━━━ RECORDS TO PROCESS
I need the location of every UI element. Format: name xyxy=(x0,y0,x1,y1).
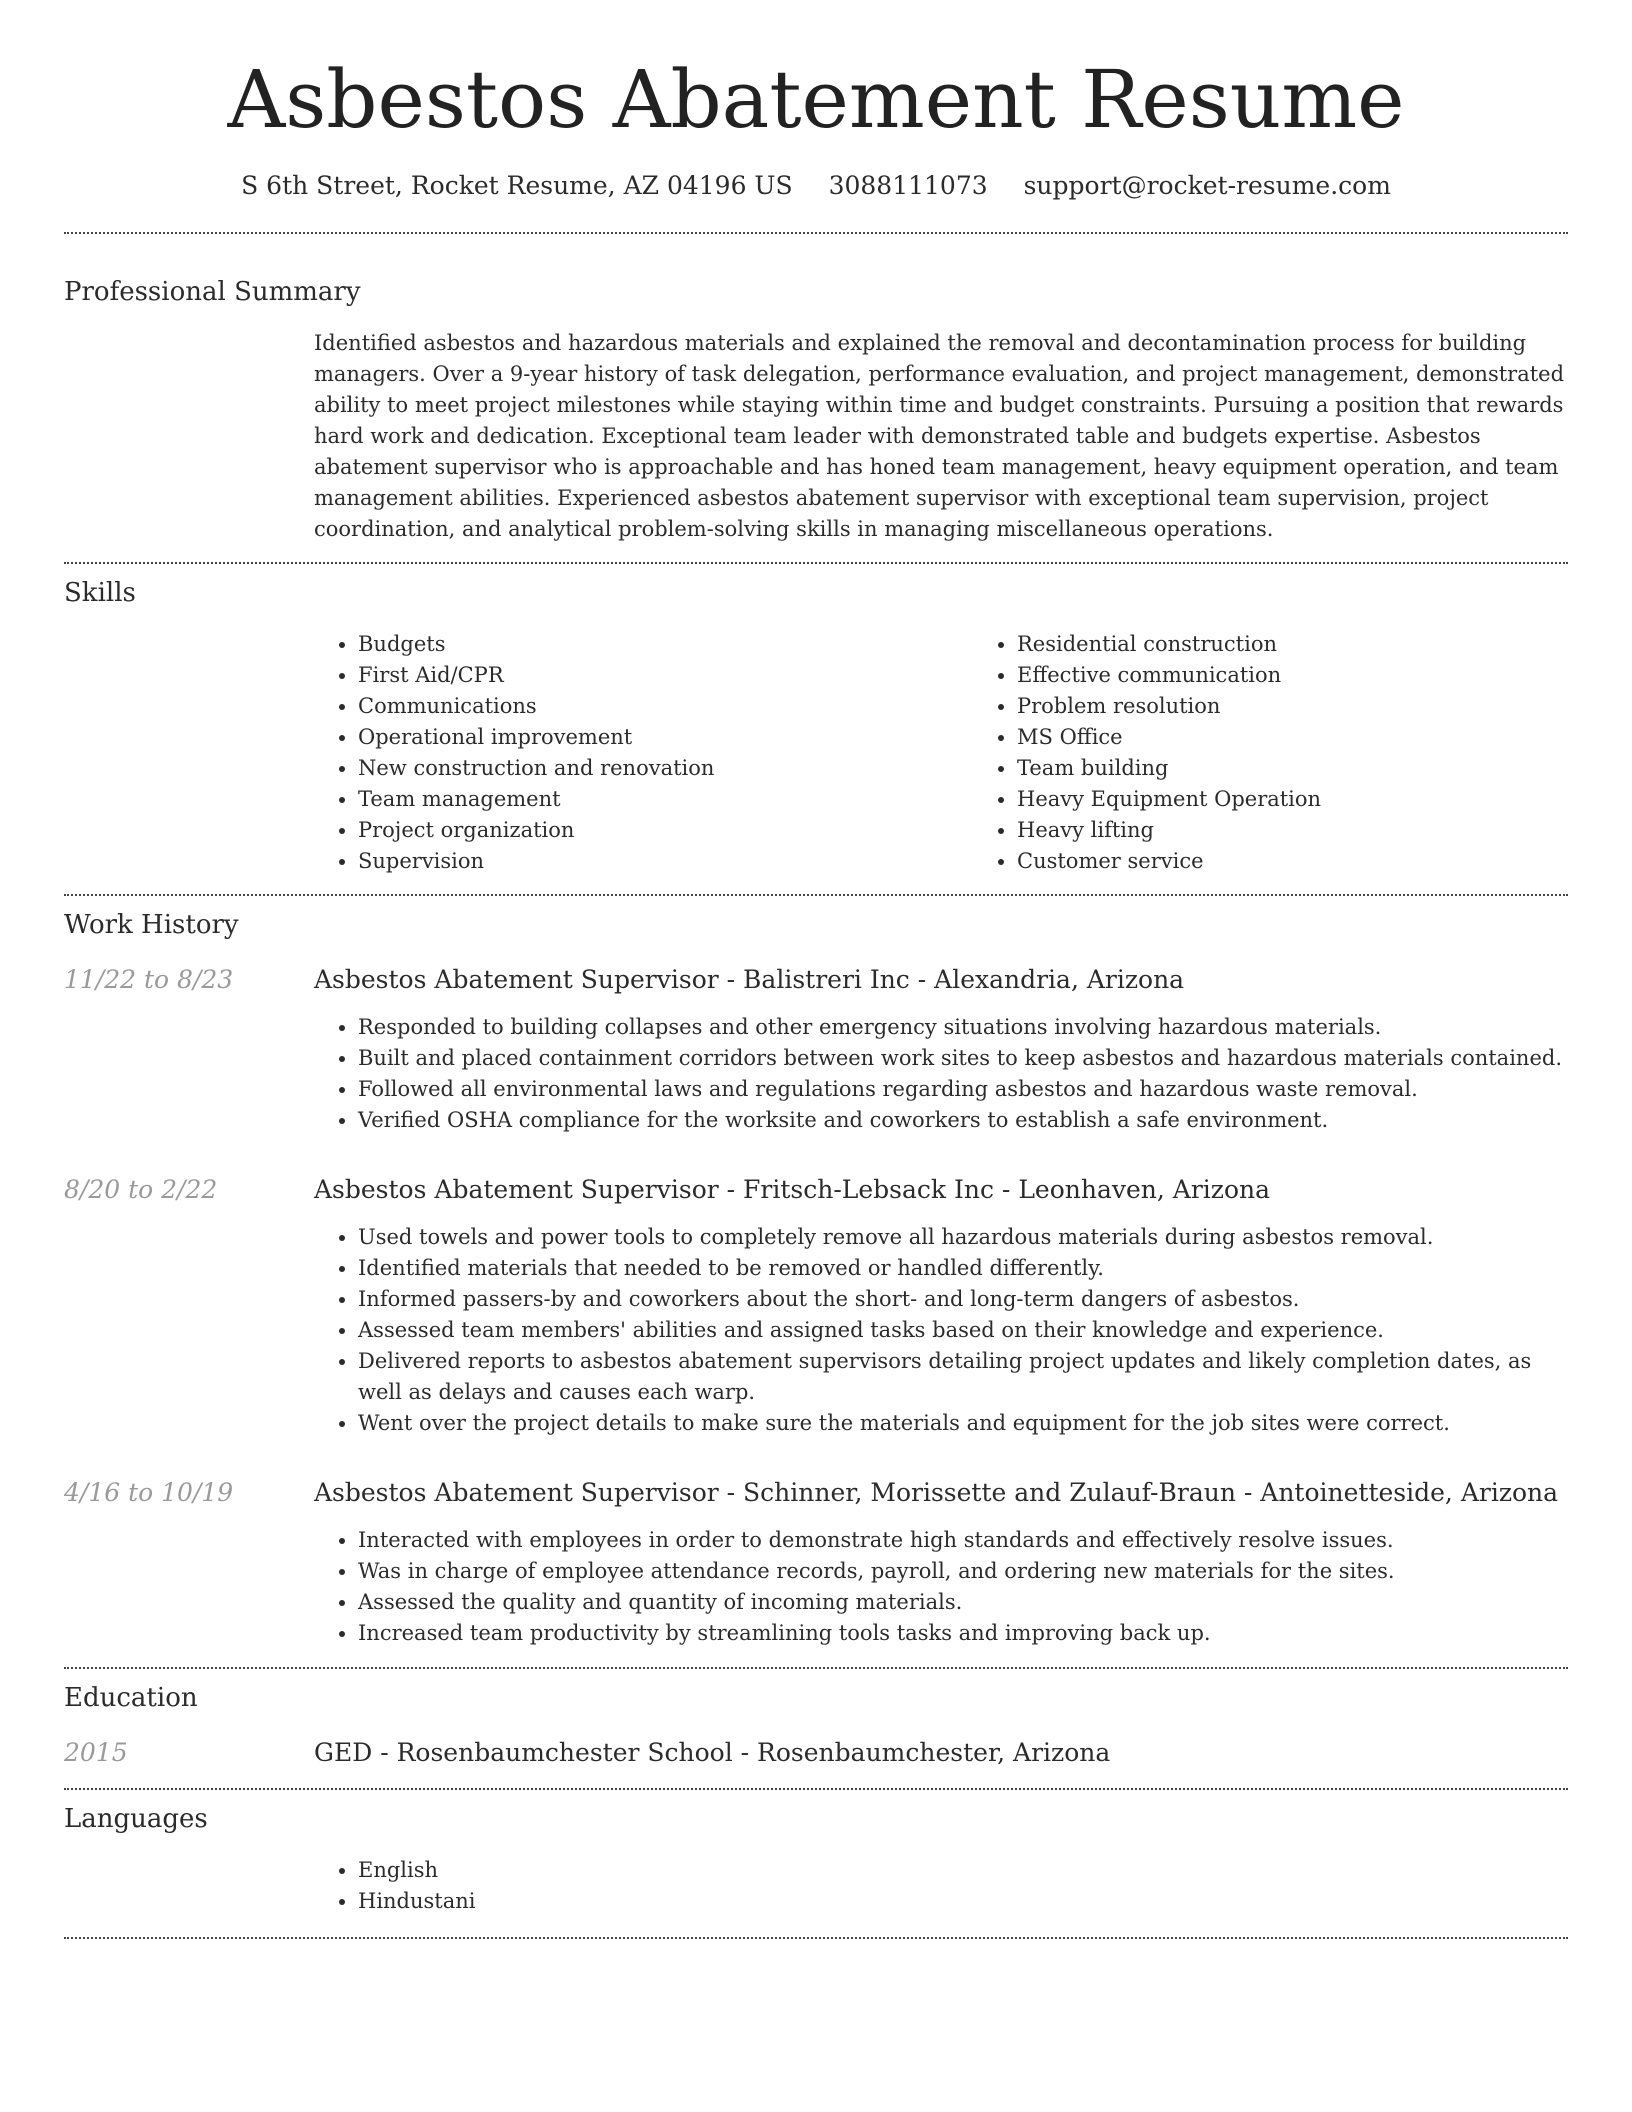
skills-list-right xyxy=(973,629,1632,877)
divider xyxy=(64,1937,1568,1939)
skills-section xyxy=(64,576,1568,877)
job-bullets xyxy=(314,1222,1568,1439)
job-bullet: • Assessed team members' abilities and assigned tasks based on their knowledge and experience. xyxy=(358,1315,1568,1346)
languages-heading: Languages xyxy=(64,1804,208,1834)
divider xyxy=(64,1667,1568,1669)
skill-item: • Project organization xyxy=(358,815,973,846)
job-bullet: • Delivered reports to asbestos abatement supervisors detailing project updates and likely completion dates, as well as delays and causes each warp. xyxy=(358,1346,1568,1408)
languages-list xyxy=(314,1855,1568,1917)
skill-item: • Budgets xyxy=(358,629,973,660)
job-bullet: • Informed passers-by and coworkers about the short- and long-term dangers of asbestos. xyxy=(358,1284,1568,1315)
job-bullet: • Used towels and power tools to completely remove all hazardous materials during asbestos removal. xyxy=(358,1222,1568,1253)
job-bullet: • Was in charge of employee attendance records, payroll, and ordering new materials for the sites. xyxy=(358,1556,1568,1587)
job-bullet: • Identified materials that needed to be removed or handled differently. xyxy=(358,1253,1568,1284)
job-title: Asbestos Abatement Supervisor - Balistreri Inc - Alexandria, Arizona xyxy=(314,965,1185,994)
skill-item: • Operational improvement xyxy=(358,722,973,753)
job-bullet: • Went over the project details to make sure the materials and equipment for the job sites were correct. xyxy=(358,1408,1568,1439)
language-item: • English xyxy=(358,1855,1568,1886)
job-bullet: • Interacted with employees in order to demonstrate high standards and effectively resolve issues. xyxy=(358,1525,1568,1556)
job-bullet: • Verified OSHA compliance for the worksite and coworkers to establish a safe environment. xyxy=(358,1105,1568,1136)
job-bullet: • Assessed the quality and quantity of incoming materials. xyxy=(358,1587,1568,1618)
job-date: 8/20 to 2/22 xyxy=(64,1175,218,1204)
skill-item: • Heavy Equipment Operation xyxy=(1017,784,1632,815)
summary-heading: Professional Summary xyxy=(64,277,361,307)
education-entry: GED - Rosenbaumchester School - Rosenbaumchester, Arizona xyxy=(314,1738,1111,1767)
job-title: Asbestos Abatement Supervisor - Schinner, Morissette and Zulauf-Braun - Antoinetteside, Arizona xyxy=(314,1478,1559,1507)
job-entry xyxy=(64,963,1568,1136)
work-section xyxy=(64,908,1568,1649)
skill-item: • Problem resolution xyxy=(1017,691,1632,722)
skill-item: • Supervision xyxy=(358,846,973,877)
skills-list-left xyxy=(314,629,973,877)
language-item: • Hindustani xyxy=(358,1886,1568,1917)
summary-section xyxy=(64,275,1568,545)
contact-phone: 3088111073 xyxy=(828,171,988,200)
skill-item: • Customer service xyxy=(1017,846,1632,877)
job-bullets xyxy=(314,1012,1568,1136)
job-bullet: • Increased team productivity by streamlining tools tasks and improving back up. xyxy=(358,1618,1568,1649)
skill-item: • MS Office xyxy=(1017,722,1632,753)
skill-item: • Team management xyxy=(358,784,973,815)
skill-item: • Heavy lifting xyxy=(1017,815,1632,846)
job-date: 4/16 to 10/19 xyxy=(64,1478,234,1507)
job-title: Asbestos Abatement Supervisor - Fritsch-Lebsack Inc - Leonhaven, Arizona xyxy=(314,1175,1271,1204)
resume-header xyxy=(64,54,1568,202)
resume-page xyxy=(64,0,1568,1939)
job-bullet: • Responded to building collapses and other emergency situations involving hazardous materials. xyxy=(358,1012,1568,1043)
skill-item: • Team building xyxy=(1017,753,1632,784)
job-date: 11/22 to 8/23 xyxy=(64,965,234,994)
divider xyxy=(64,894,1568,896)
job-bullet: • Built and placed containment corridors between work sites to keep asbestos and hazardous materials contained. xyxy=(358,1043,1568,1074)
contact-line xyxy=(64,170,1568,202)
summary-text: Identified asbestos and hazardous materials and explained the removal and decontamination process for building managers. Over a 9-year history of task delegation, performance evaluation, and project management, demonstrated ability to meet project milestones while staying within time and budget constraints. Pursuing a position that rewards hard work and dedication. Exceptional team leader with demonstrated table and budgets expertise. Asbestos abatement supervisor who is approachable and has honed team management, heavy equipment operation, and team management abilities. Experienced asbestos abatement supervisor with exceptional team supervision, project coordination, and analytical problem-solving skills in managing miscellaneous operations. xyxy=(314,331,1565,541)
languages-section xyxy=(64,1802,1568,1917)
education-section xyxy=(64,1681,1568,1770)
skill-item: • Communications xyxy=(358,691,973,722)
job-bullets xyxy=(314,1525,1568,1649)
education-date: 2015 xyxy=(64,1738,128,1767)
job-entry xyxy=(64,1173,1568,1439)
contact-address: S 6th Street, Rocket Resume, AZ 04196 US xyxy=(241,171,793,200)
work-heading: Work History xyxy=(64,910,239,940)
resume-title: Asbestos Abatement Resume xyxy=(227,53,1405,146)
skill-item: • Residential construction xyxy=(1017,629,1632,660)
skill-item: • Effective communication xyxy=(1017,660,1632,691)
education-heading: Education xyxy=(64,1683,198,1713)
divider xyxy=(64,232,1568,234)
job-entry xyxy=(64,1476,1568,1649)
skill-item: • New construction and renovation xyxy=(358,753,973,784)
skill-item: • First Aid/CPR xyxy=(358,660,973,691)
contact-email: support@rocket-resume.com xyxy=(1023,171,1391,200)
divider xyxy=(64,1788,1568,1790)
job-bullet: • Followed all environmental laws and regulations regarding asbestos and hazardous waste removal. xyxy=(358,1074,1568,1105)
skills-heading: Skills xyxy=(64,578,136,608)
divider xyxy=(64,562,1568,564)
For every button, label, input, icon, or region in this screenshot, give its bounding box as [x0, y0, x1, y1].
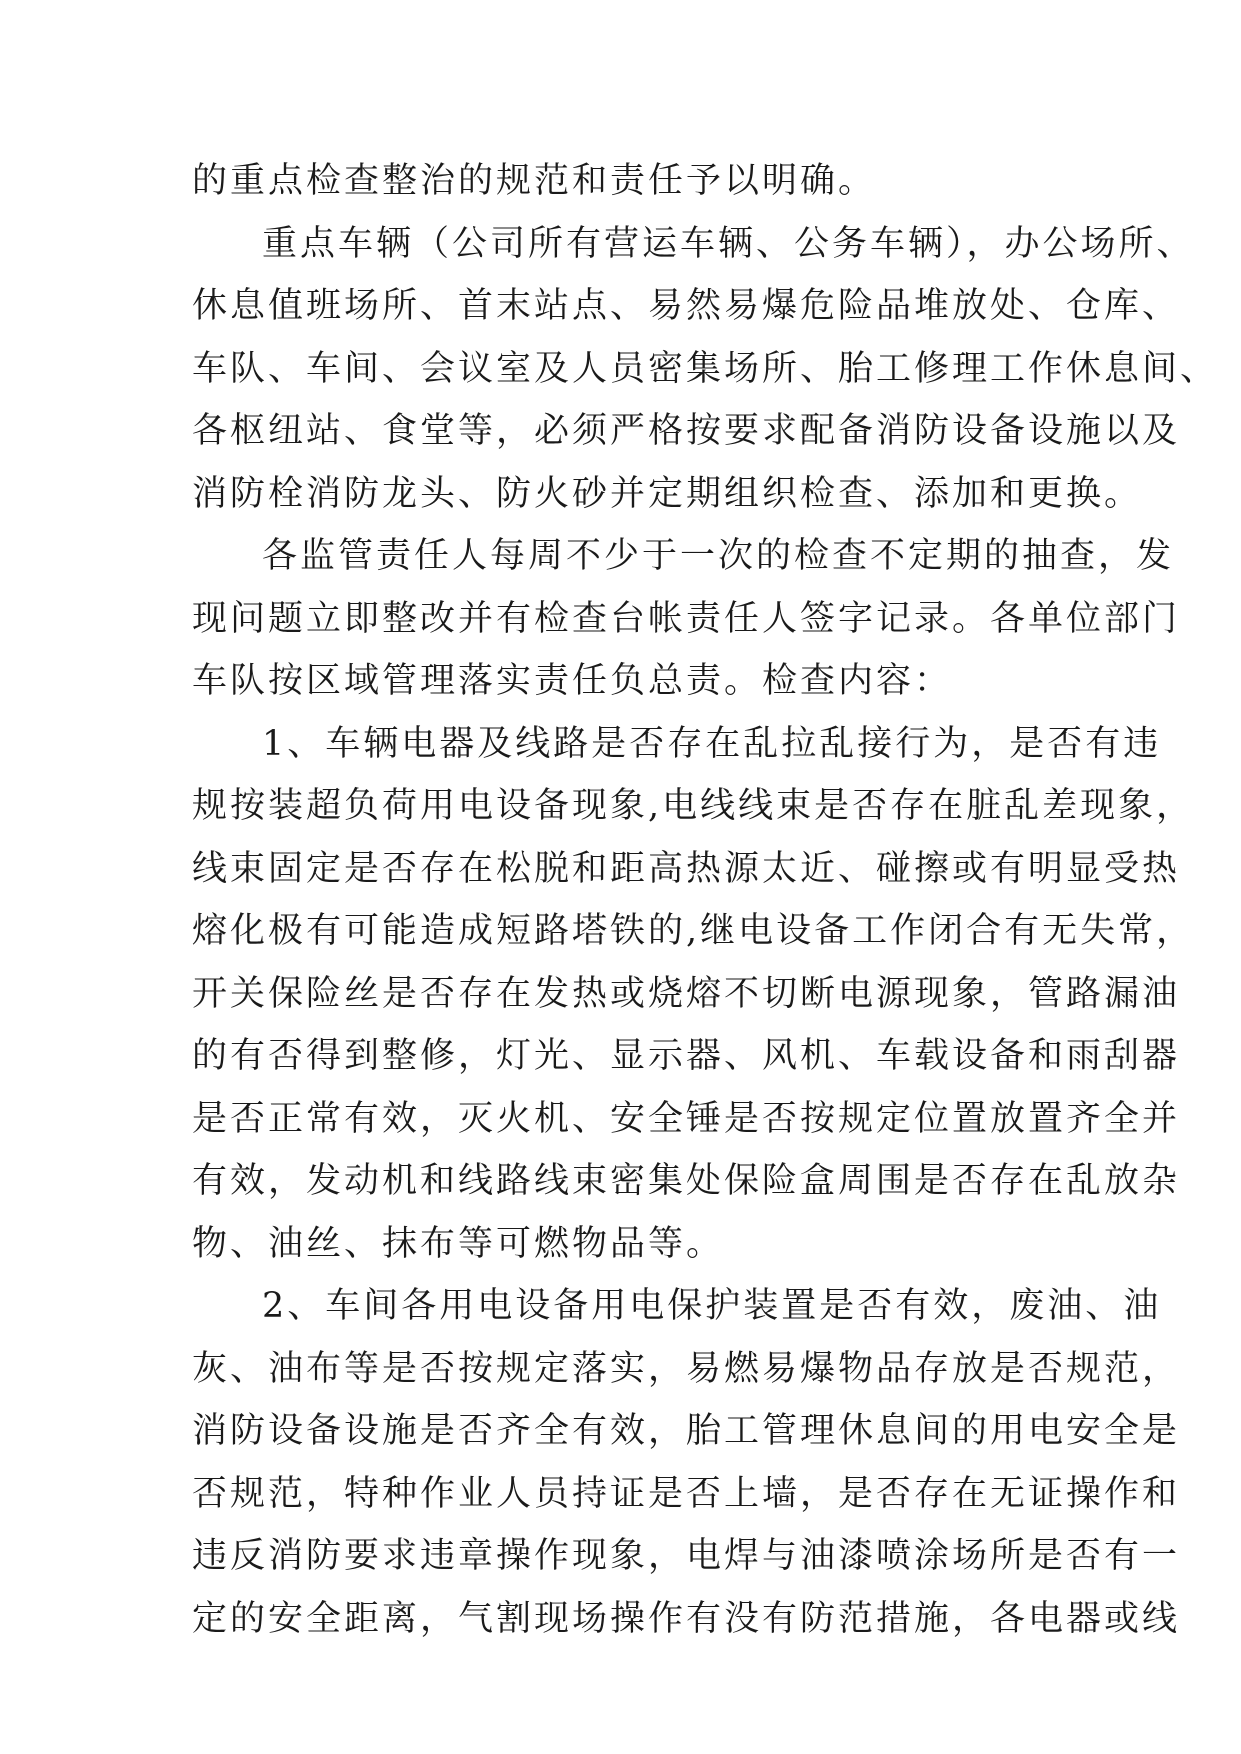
━━━━━━
• **GIVEN TASK**
Collect every line in the listing that contains the word "Arizona".

• **SOLUTION TO THIS TASK**
job-title: Asbestos Abatement Supervisor - Balistreri Inc - Alexandria, Arizona xyxy=(314,965,1185,994)
education-entry: GED - Rosenbaumchester School - Rosenbaumchester, Arizona xyxy=(314,1738,1111,1767)
job-title: Asbestos Abatement Supervisor - Schinner, Morissette and Zulauf-Braun - Antoinetteside, Arizona xyxy=(314,1478,1559,1507)
job-title: Asbestos Abatement Supervisor - Fritsch-Lebsack Inc - Leonhaven, Arizona xyxy=(314,1175,1271,1204)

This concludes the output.